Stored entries
○ ○ ○

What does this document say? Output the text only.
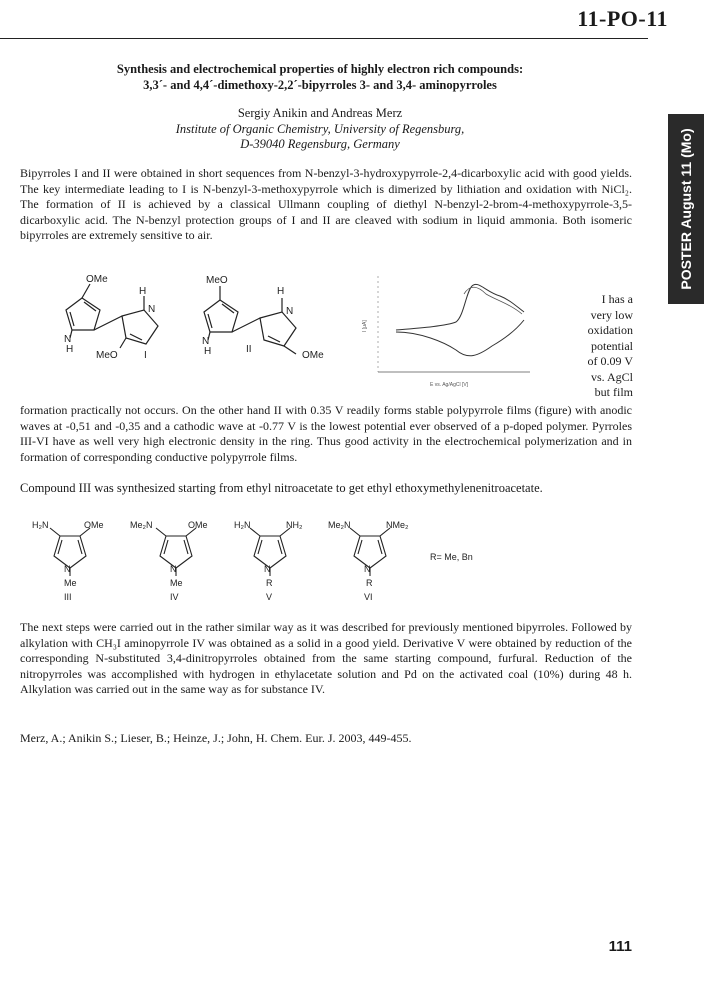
11-PO-11
POSTER August 11 (Mo)
Synthesis and electrochemical properties of highly electron rich compounds:
3,3´- and 4,4´-dimethoxy-2,2´-bipyrroles 3- and 3,4- aminopyrroles
Sergiy Anikin and Andreas Merz
Institute of Organic Chemistry, University of Regensburg,
D-39040 Regensburg, Germany

Bipyrroles I and II were obtained in short sequences from N-benzyl-3-hydroxypyrrole-2,4-dicarboxylic acid with good yields. The key intermediate leading to I is N-benzyl-3-methoxypyrrole which is dimerized by lithiation and oxidation with NiCl₂. The formation of II is achieved by a classical Ullmann coupling of diethyl N-benzyl-2-brom-4-methoxypyrrole-3,5-dicarboxylic acid. The N-benzyl protection groups of I and II are cleaved with sodium in liquid ammonia. Both isomeric bipyrroles are extremely sensitive to air.

OMe
N
H
H
N
MeO	I
MeO
N
H
H
N
OMe
II
I [μA]
E vs. Ag/AgCl [V]
I has a
very low
oxidation
potential
of 0.09 V
vs. AgCl
but film

formation practically not occurs. On the other hand II with 0.35 V readily forms stable polypyrrole films (figure) with anodic waves at -0,51 and -0,35 and a cathodic wave at -0.77 V is the lowest potential ever observed of a p-doped polymer. Pyrroles III-VI have as well very high electronic density in the ring. Thus good activity in the electrochemical polymerization and in formation of corresponding conductive polypyrrole films.

Compound III was synthesized starting from ethyl nitroacetate to get ethyl ethoxymethylenenitroacetate.

H₂N	OMe
N
Me
III
Me₂N	OMe
N
Me
IV
H₂N	NH₂
N
R
V
Me₂N	NMe₂
N
R
VI
R= Me, Bn

The next steps were carried out in the rather similar way as it was described for previously mentioned bipyrroles. Followed by alkylation with CH₃I aminopyrrole IV was obtained as a solid in a good yield. Derivative V were obtained by reduction of the corresponding N-substituted 3,4-dinitropyrroles obtained from the same starting compound, furfural. Reduction of the nitropyrroles was accomplished with hydrogen in ethylacetate solution and Pd on the activated coal (10%) during 48 h. Alkylation was carried out in the same way as for substance IV.

Merz, A.; Anikin S.; Lieser, B.; Heinze, J.; John, H. Chem. Eur. J. 2003, 449-455.

111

○ ○ ○

• _Job_:
Identify and copy all lines with the word "starting".

• _Result for this task_:
Compound III was synthesized starting from ethyl nitroacetate to get ethyl ethoxymethylenenitroacetate.
The next steps were carried out in the rather similar way as it was described for previously mentioned bipyrroles. Followed by alkylation with CH₃I aminopyrrole IV was obtained as a solid in a good yield. Derivative V were obtained by reduction of the corresponding N-substituted 3,4-dinitropyrroles obtained from the same starting compound, furfural. Reduction of the nitropyrroles was accomplished with hydrogen in ethylacetate solution and Pd on the activated coal (10%) during 48 h. Alkylation was carried out in the same way as for substance IV.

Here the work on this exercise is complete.